#### Input records

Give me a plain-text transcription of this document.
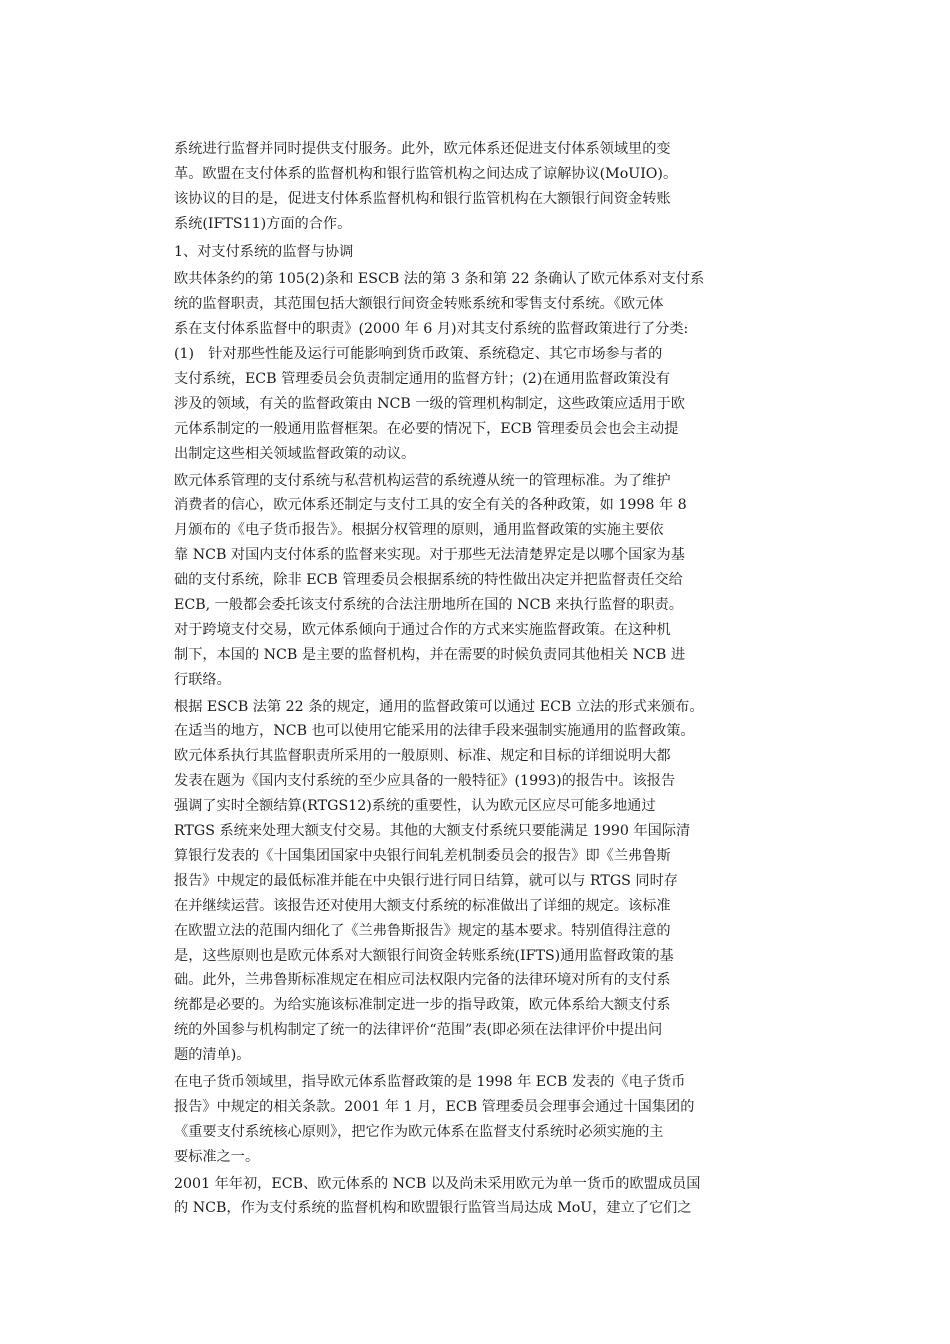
系统进行监督并同时提供支付服务。此外，欧元体系还促进支付体系领域里的变
革。欧盟在支付体系的监督机构和银行监管机构之间达成了谅解协议(MoUIO)。
该协议的目的是，促进支付体系监督机构和银行监管机构在大额银行间资金转账
系统(IFTS11)方面的合作。
1、对支付系统的监督与协调
欧共体条约的第 105(2)条和 ESCB 法的第 3 条和第 22 条确认了欧元体系对支付系
统的监督职责，其范围包括大额银行间资金转账系统和零售支付系统。《欧元体
系在支付体系监督中的职责》(2000 年 6 月)对其支付系统的监督政策进行了分类:
(1)　针对那些性能及运行可能影响到货币政策、系统稳定、其它市场参与者的
支付系统，ECB 管理委员会负责制定通用的监督方针；(2)在通用监督政策没有
涉及的领域，有关的监督政策由 NCB 一级的管理机构制定，这些政策应适用于欧
元体系制定的一般通用监督框架。在必要的情况下，ECB 管理委员会也会主动提
出制定这些相关领域监督政策的动议。
欧元体系管理的支付系统与私营机构运营的系统遵从统一的管理标准。为了维护
消费者的信心，欧元体系还制定与支付工具的安全有关的各种政策，如 1998 年 8
月颁布的《电子货币报告》。根据分权管理的原则，通用监督政策的实施主要依
靠 NCB 对国内支付体系的监督来实现。对于那些无法清楚界定是以哪个国家为基
础的支付系统，除非 ECB 管理委员会根据系统的特性做出决定并把监督责任交给
ECB, 一般都会委托该支付系统的合法注册地所在国的 NCB 来执行监督的职责。
对于跨境支付交易，欧元体系倾向于通过合作的方式来实施监督政策。在这种机
制下，本国的 NCB 是主要的监督机构，并在需要的时候负责同其他相关 NCB 进
行联络。
根据 ESCB 法第 22 条的规定，通用的监督政策可以通过 ECB 立法的形式来颁布。
在适当的地方，NCB 也可以使用它能采用的法律手段来强制实施通用的监督政策。
欧元体系执行其监督职责所采用的一般原则、标准、规定和目标的详细说明大都
发表在题为《国内支付系统的至少应具备的一般特征》(1993)的报告中。该报告
强调了实时全额结算(RTGS12)系统的重要性，认为欧元区应尽可能多地通过
RTGS 系统来处理大额支付交易。其他的大额支付系统只要能满足 1990 年国际清
算银行发表的《十国集团国家中央银行间轧差机制委员会的报告》即《兰弗鲁斯
报告》中规定的最低标准并能在中央银行进行同日结算，就可以与 RTGS 同时存
在并继续运营。该报告还对使用大额支付系统的标准做出了详细的规定。该标准
在欧盟立法的范围内细化了《兰弗鲁斯报告》规定的基本要求。特别值得注意的
是，这些原则也是欧元体系对大额银行间资金转账系统(IFTS)通用监督政策的基
础。此外，兰弗鲁斯标准规定在相应司法权限内完备的法律环境对所有的支付系
统都是必要的。为给实施该标准制定进一步的指导政策，欧元体系给大额支付系
统的外国参与机构制定了统一的法律评价“范围”表(即必须在法律评价中提出问
题的清单)。
在电子货币领域里，指导欧元体系监督政策的是 1998 年 ECB 发表的《电子货币
报告》中规定的相关条款。2001 年 1 月，ECB 管理委员会理事会通过十国集团的
《重要支付系统核心原则》，把它作为欧元体系在监督支付系统时必须实施的主
要标准之一。
2001 年年初，ECB、欧元体系的 NCB 以及尚未采用欧元为单一货币的欧盟成员国
的 NCB，作为支付系统的监督机构和欧盟银行监管当局达成 MoU，建立了它们之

#### Exercise brief
Go through the data and gather every line that holds "ESCB".

#### Complete response
欧共体条约的第 105(2)条和 ESCB 法的第 3 条和第 22 条确认了欧元体系对支付系
根据 ESCB 法第 22 条的规定，通用的监督政策可以通过 ECB 立法的形式来颁布。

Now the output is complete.